Count the lines that include the string "Tagged", and give only that number.
________________
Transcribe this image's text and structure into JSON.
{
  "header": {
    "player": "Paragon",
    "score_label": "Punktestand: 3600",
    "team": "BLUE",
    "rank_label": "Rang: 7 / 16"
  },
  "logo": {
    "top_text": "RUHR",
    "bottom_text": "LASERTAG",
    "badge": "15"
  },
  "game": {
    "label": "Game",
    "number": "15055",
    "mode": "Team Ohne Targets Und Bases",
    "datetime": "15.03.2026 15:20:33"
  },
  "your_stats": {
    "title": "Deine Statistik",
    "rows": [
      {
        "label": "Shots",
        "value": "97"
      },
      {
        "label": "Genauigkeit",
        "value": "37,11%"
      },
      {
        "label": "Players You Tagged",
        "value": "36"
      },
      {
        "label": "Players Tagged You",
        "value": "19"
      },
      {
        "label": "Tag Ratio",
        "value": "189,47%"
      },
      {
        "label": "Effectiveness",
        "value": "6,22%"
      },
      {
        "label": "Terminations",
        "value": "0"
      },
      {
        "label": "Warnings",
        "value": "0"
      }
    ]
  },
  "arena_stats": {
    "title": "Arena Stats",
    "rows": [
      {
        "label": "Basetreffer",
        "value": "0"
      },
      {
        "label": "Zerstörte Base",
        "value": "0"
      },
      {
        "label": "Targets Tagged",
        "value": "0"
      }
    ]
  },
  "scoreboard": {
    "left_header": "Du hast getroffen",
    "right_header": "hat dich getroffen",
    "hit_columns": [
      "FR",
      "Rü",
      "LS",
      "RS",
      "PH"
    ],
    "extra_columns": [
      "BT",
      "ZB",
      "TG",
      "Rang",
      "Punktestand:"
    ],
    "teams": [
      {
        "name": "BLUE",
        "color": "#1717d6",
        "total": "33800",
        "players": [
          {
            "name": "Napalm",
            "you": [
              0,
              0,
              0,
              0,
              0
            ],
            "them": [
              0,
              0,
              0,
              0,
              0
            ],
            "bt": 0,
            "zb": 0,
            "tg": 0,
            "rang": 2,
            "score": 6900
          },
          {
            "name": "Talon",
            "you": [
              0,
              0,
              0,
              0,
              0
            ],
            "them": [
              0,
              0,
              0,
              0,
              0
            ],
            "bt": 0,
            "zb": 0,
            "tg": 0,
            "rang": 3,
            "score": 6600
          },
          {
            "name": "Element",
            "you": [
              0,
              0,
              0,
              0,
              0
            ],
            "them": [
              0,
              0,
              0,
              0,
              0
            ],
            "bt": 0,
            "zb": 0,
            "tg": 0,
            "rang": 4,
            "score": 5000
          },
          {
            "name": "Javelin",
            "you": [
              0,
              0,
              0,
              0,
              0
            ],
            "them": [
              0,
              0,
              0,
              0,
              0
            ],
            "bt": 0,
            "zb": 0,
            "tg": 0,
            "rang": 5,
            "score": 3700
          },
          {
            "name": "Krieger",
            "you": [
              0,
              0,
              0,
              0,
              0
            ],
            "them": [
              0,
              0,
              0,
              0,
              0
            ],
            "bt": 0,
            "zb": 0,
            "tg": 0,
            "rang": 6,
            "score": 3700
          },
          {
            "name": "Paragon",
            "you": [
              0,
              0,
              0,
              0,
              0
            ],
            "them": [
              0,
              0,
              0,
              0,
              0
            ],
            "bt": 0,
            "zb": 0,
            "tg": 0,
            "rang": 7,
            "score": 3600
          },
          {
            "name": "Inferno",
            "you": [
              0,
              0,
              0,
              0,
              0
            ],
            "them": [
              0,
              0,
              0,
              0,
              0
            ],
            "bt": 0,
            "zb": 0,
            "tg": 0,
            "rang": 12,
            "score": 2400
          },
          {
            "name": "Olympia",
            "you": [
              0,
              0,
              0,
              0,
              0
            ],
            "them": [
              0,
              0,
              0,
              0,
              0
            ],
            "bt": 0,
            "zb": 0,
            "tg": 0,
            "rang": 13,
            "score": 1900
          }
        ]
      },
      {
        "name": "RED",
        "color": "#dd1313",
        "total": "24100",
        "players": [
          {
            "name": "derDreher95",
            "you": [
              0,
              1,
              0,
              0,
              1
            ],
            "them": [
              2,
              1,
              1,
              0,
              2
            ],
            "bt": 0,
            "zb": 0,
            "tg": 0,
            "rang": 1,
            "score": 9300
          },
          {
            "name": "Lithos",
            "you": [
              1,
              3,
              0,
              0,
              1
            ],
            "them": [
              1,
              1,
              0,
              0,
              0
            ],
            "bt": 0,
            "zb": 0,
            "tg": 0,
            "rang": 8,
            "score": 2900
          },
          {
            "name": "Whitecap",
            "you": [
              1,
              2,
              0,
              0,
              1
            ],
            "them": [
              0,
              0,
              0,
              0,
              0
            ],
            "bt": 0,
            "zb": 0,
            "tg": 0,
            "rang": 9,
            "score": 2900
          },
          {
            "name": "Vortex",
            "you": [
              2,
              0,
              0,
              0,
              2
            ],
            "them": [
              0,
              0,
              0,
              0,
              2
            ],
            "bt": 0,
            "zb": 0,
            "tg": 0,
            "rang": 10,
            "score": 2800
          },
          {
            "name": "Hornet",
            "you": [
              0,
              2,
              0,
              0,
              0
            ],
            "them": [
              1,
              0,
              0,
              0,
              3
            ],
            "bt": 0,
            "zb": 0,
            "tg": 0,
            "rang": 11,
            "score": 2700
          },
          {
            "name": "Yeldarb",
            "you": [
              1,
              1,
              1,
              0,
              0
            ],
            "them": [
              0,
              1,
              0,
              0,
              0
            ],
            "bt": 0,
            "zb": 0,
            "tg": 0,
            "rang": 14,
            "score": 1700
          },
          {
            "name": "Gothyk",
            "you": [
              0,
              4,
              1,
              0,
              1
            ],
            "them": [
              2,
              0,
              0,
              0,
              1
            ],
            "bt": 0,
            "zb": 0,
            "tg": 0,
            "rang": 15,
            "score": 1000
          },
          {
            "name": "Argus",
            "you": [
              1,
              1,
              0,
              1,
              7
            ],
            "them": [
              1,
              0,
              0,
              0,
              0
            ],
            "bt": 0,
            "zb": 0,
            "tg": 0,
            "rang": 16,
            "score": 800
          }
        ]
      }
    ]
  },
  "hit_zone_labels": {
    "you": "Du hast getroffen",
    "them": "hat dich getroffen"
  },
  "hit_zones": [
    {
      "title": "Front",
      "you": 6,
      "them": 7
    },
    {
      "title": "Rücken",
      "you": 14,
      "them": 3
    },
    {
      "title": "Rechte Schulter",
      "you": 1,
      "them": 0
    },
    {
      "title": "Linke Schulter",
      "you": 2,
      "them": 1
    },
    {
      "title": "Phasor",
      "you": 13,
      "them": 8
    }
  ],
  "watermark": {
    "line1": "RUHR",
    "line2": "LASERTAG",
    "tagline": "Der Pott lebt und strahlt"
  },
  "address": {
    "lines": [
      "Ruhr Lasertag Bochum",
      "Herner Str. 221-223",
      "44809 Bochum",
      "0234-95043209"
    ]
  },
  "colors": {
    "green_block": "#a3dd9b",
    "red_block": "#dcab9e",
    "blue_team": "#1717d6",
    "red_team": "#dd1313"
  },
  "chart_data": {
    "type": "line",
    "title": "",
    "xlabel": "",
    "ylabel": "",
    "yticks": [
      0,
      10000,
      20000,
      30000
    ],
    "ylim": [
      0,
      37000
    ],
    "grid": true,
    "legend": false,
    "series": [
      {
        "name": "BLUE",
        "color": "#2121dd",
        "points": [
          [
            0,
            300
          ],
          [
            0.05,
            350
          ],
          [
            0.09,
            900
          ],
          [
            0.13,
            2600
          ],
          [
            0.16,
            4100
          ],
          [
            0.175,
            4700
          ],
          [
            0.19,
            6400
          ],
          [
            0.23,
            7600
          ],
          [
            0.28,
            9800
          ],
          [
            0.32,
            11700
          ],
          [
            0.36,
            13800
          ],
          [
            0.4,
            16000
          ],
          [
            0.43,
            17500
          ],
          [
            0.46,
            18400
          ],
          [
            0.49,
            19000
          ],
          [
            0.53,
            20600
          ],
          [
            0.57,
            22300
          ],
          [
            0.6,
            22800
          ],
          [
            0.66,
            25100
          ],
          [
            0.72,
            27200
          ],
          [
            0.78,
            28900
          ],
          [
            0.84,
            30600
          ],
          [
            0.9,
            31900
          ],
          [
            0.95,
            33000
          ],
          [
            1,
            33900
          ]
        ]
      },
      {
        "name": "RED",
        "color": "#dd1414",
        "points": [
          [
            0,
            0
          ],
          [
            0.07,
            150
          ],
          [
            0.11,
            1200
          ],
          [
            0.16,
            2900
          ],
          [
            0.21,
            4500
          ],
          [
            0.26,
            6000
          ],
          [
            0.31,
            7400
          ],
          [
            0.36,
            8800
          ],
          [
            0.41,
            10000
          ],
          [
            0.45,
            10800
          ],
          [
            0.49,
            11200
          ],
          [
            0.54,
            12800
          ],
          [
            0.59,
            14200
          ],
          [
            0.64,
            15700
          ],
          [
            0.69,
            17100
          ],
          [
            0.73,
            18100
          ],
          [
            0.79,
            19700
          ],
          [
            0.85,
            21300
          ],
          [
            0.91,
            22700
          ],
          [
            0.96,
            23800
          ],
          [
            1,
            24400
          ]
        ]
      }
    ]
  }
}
________________
--- Response to this exercise ---
3